▶ _Task input_:
━━━━━━

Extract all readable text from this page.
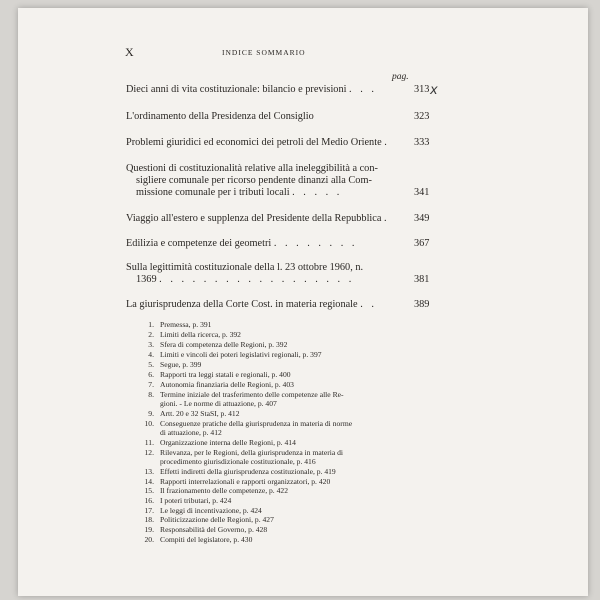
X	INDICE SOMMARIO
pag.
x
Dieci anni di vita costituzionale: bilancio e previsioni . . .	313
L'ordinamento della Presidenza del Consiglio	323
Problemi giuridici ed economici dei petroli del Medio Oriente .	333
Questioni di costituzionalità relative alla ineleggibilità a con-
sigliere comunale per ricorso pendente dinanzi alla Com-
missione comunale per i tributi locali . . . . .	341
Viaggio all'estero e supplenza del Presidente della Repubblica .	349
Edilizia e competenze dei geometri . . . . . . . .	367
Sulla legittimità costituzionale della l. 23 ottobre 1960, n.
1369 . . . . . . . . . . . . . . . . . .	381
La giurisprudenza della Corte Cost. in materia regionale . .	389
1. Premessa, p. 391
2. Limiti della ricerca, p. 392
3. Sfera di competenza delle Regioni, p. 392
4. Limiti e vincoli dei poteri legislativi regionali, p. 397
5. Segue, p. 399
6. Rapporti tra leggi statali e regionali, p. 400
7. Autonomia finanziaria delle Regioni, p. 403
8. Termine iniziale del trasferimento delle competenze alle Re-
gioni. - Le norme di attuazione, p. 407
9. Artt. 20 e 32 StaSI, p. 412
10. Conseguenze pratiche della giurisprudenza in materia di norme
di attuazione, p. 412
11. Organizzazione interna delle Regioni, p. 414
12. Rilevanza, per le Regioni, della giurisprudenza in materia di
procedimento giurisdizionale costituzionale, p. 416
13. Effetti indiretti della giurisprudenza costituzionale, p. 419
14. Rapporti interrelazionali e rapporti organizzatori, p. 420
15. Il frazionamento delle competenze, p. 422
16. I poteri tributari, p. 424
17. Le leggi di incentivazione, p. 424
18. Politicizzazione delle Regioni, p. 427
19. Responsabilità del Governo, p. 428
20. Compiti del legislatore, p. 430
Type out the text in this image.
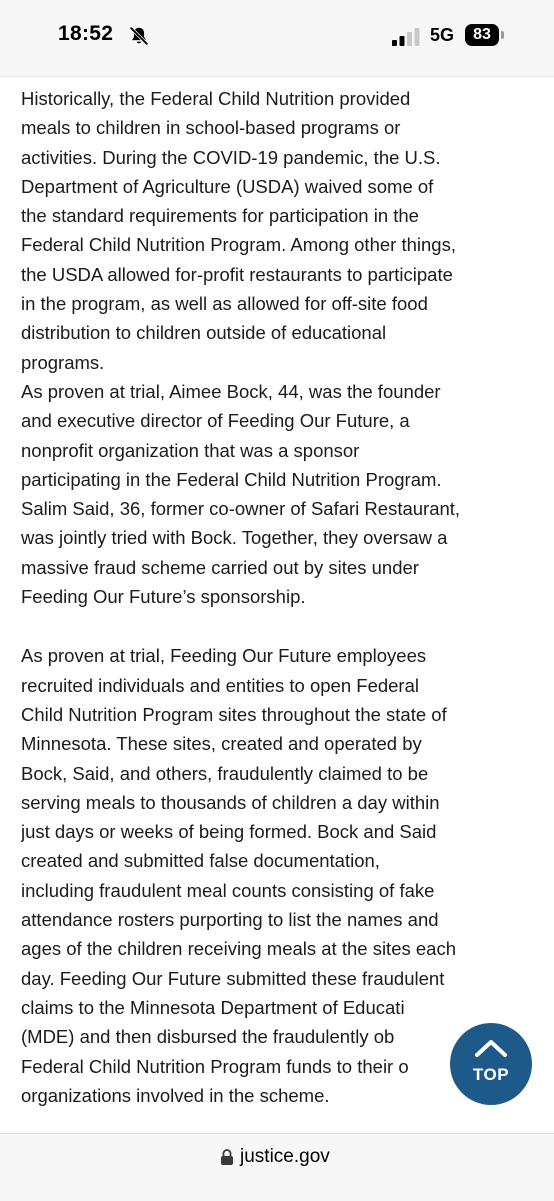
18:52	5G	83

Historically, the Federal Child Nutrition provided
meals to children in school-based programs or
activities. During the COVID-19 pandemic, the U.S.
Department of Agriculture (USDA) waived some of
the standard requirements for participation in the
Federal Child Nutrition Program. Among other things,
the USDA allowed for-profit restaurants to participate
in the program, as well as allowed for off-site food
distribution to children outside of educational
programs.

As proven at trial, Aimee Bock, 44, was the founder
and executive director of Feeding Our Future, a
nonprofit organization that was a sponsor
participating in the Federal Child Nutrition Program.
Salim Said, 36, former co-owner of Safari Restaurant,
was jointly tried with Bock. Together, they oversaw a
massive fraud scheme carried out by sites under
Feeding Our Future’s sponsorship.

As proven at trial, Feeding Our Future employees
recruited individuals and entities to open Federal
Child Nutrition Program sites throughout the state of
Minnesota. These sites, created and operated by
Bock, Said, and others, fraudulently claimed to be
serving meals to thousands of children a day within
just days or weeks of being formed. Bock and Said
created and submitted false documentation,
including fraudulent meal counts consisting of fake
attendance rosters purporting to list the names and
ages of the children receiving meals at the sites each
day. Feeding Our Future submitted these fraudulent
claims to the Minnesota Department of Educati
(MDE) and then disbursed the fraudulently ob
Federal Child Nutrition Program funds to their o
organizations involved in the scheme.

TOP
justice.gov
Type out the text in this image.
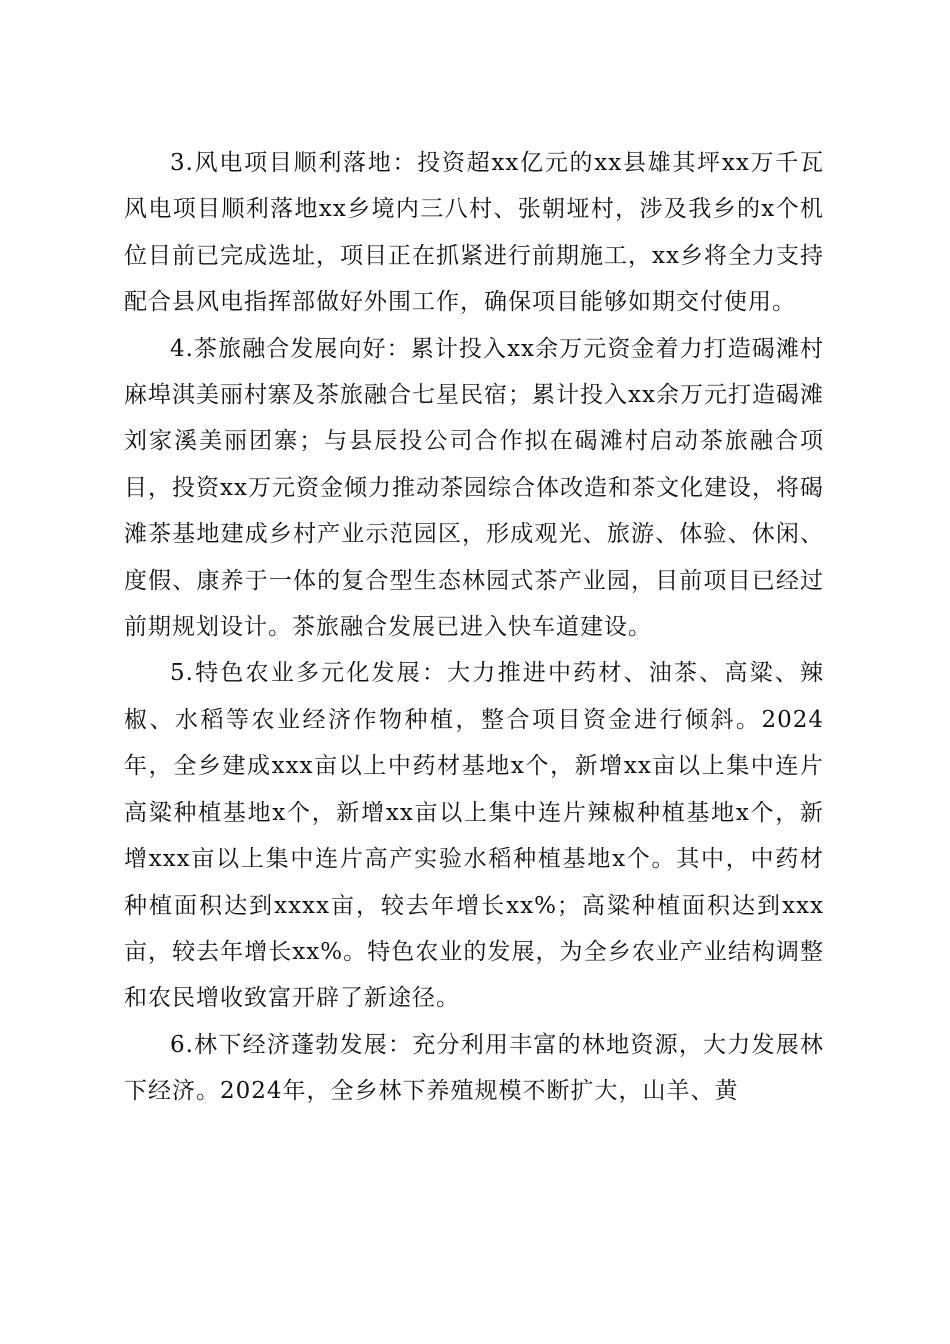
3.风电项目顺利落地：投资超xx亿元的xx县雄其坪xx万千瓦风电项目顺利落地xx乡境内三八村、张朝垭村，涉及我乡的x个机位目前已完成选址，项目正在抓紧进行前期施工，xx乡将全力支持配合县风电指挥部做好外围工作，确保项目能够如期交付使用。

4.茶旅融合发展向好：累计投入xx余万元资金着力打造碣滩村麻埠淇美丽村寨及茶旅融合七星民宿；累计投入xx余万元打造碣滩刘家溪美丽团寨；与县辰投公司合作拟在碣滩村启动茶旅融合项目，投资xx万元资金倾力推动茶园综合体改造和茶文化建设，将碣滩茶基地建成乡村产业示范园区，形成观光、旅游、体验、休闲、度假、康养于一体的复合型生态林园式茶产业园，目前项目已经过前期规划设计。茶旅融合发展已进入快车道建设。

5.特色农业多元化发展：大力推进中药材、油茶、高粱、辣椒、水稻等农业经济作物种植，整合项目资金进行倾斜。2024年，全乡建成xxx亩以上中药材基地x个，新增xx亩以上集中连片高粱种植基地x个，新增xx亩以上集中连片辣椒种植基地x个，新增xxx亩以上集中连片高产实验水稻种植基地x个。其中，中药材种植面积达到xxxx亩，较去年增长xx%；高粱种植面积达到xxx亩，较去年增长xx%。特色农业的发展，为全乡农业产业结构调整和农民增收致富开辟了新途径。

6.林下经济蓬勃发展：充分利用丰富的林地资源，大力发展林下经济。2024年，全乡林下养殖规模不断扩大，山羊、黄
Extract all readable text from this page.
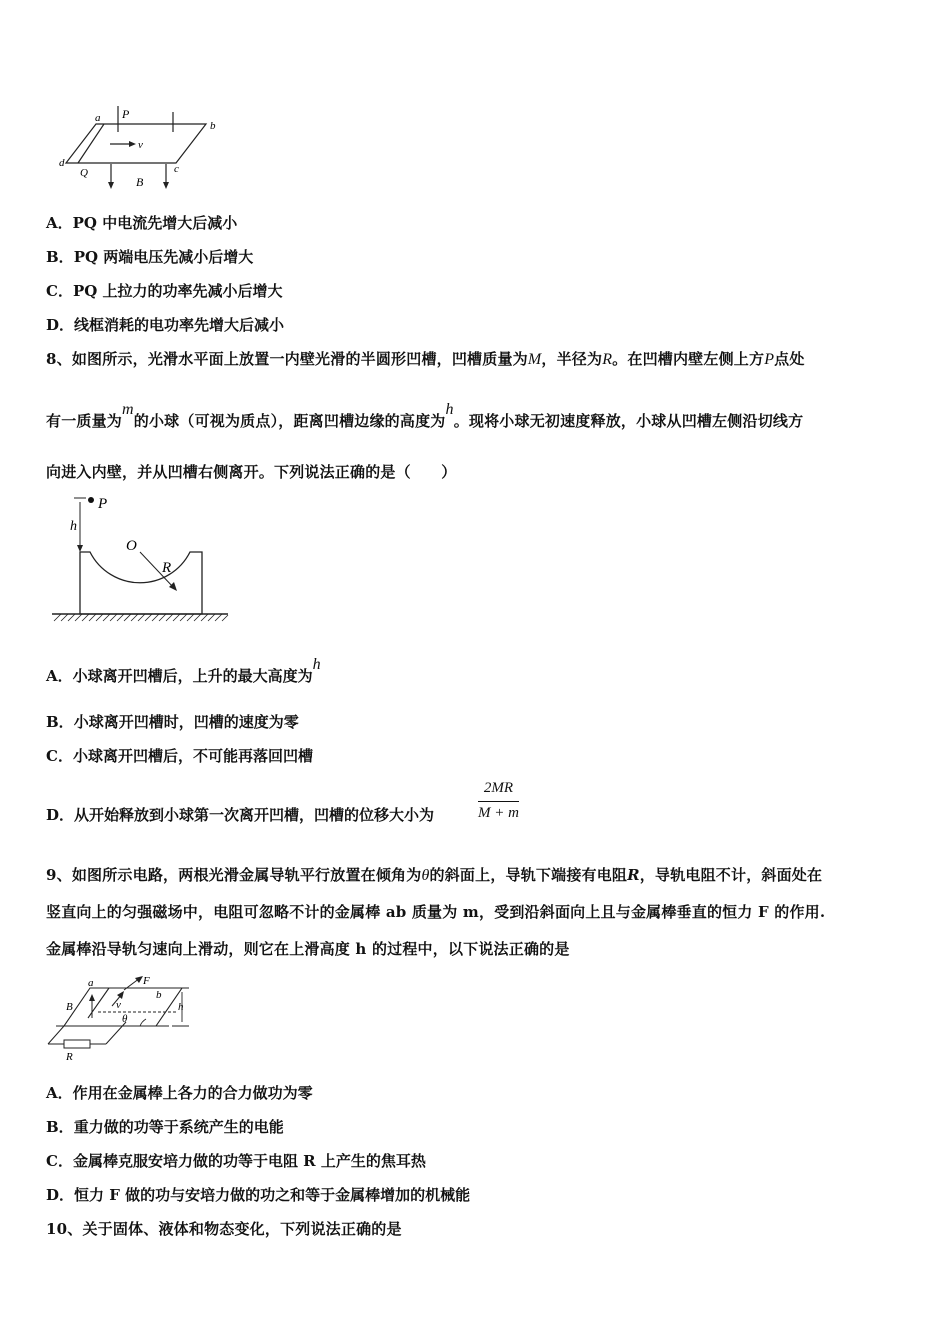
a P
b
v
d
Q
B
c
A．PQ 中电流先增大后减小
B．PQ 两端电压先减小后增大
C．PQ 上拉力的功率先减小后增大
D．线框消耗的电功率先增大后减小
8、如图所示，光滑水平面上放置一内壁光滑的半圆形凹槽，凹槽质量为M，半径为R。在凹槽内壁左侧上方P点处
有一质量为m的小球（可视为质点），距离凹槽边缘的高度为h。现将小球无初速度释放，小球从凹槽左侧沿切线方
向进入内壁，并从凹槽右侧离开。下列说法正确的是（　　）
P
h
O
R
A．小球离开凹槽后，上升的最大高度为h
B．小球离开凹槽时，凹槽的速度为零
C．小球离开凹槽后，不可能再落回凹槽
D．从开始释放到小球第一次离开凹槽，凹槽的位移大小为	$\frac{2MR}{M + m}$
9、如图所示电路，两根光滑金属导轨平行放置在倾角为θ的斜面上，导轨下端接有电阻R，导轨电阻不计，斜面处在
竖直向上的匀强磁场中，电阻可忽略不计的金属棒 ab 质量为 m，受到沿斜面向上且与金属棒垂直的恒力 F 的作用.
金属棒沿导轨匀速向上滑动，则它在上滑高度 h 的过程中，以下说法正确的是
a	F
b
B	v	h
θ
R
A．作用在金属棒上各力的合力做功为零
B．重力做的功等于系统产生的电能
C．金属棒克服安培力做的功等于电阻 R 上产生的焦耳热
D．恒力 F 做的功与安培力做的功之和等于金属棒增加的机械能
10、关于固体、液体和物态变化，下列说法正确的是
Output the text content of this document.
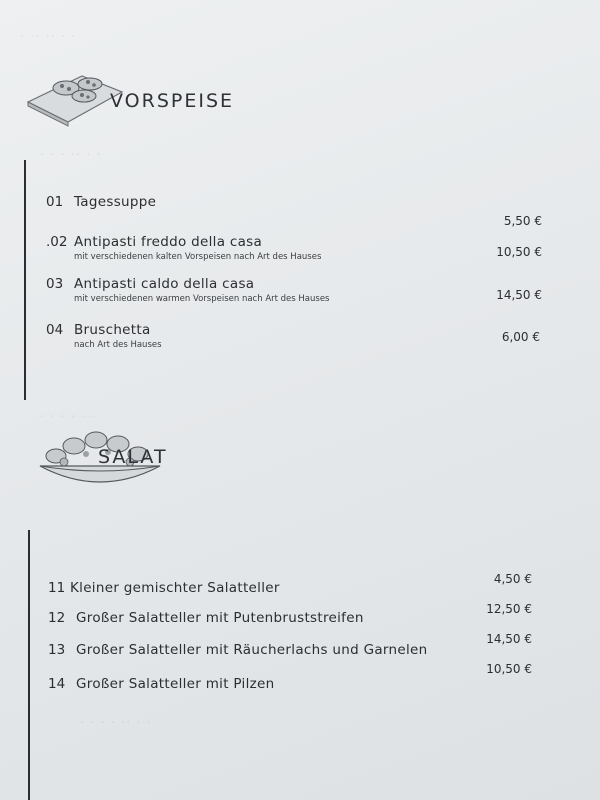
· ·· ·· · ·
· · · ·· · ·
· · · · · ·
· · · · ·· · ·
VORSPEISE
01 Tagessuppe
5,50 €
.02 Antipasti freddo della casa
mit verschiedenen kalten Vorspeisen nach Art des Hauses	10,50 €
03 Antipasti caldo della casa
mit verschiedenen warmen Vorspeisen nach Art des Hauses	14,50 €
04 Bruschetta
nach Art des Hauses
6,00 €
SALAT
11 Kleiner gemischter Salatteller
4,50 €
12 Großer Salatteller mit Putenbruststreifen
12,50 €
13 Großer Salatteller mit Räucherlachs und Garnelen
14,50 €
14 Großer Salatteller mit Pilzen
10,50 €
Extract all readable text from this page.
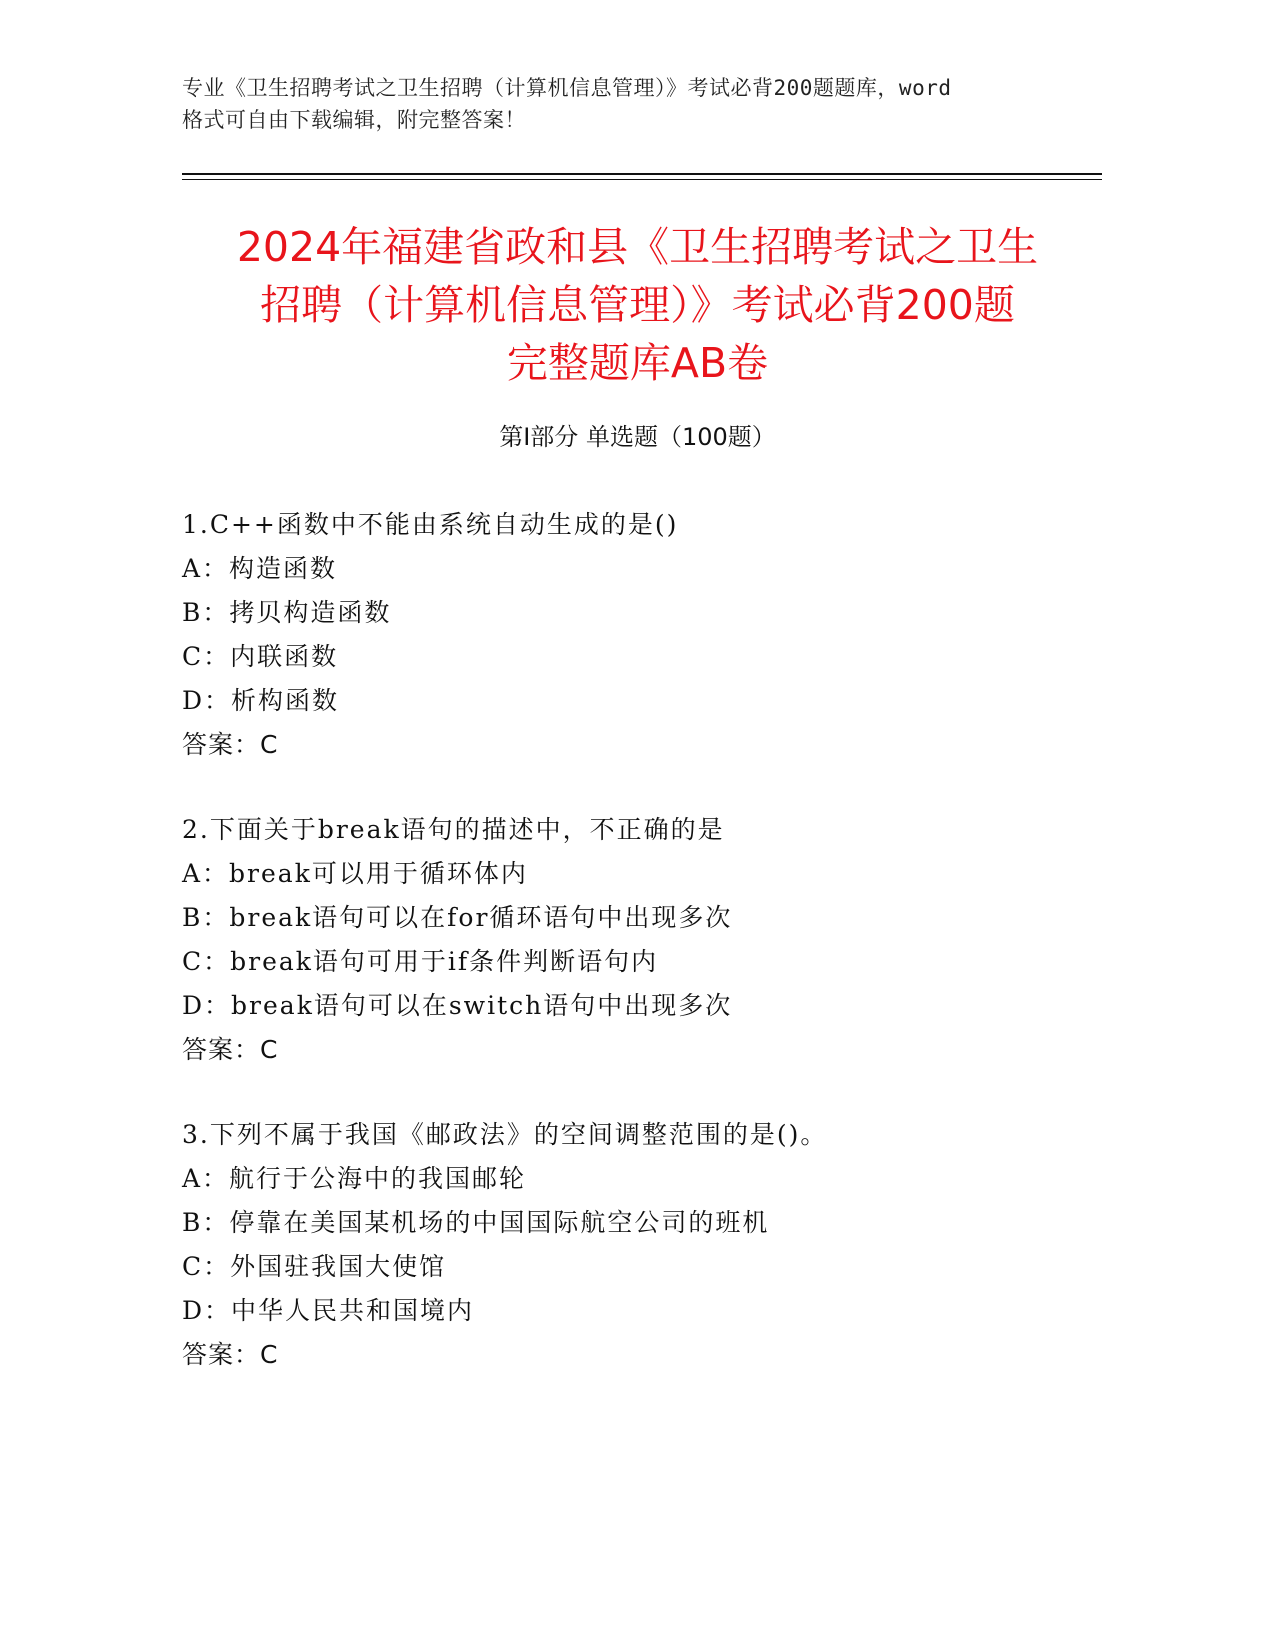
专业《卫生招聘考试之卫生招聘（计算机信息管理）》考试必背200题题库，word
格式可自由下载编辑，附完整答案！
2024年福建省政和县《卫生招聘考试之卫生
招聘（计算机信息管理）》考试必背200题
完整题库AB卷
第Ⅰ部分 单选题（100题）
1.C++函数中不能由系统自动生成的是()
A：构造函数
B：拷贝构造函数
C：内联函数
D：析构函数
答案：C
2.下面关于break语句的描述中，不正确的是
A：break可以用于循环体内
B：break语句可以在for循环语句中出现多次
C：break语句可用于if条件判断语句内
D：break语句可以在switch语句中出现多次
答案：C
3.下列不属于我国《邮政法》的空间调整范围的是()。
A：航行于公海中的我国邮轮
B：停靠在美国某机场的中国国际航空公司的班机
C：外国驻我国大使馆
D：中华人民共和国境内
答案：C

━━━━━━

▶ _Written problem_: From the listing above, copy out each line where the word "fraudulently" appears.

▶ _Full response_:
Bock, Said, and others, fraudulently claimed to be
(MDE) and then disbursed the fraudulently ob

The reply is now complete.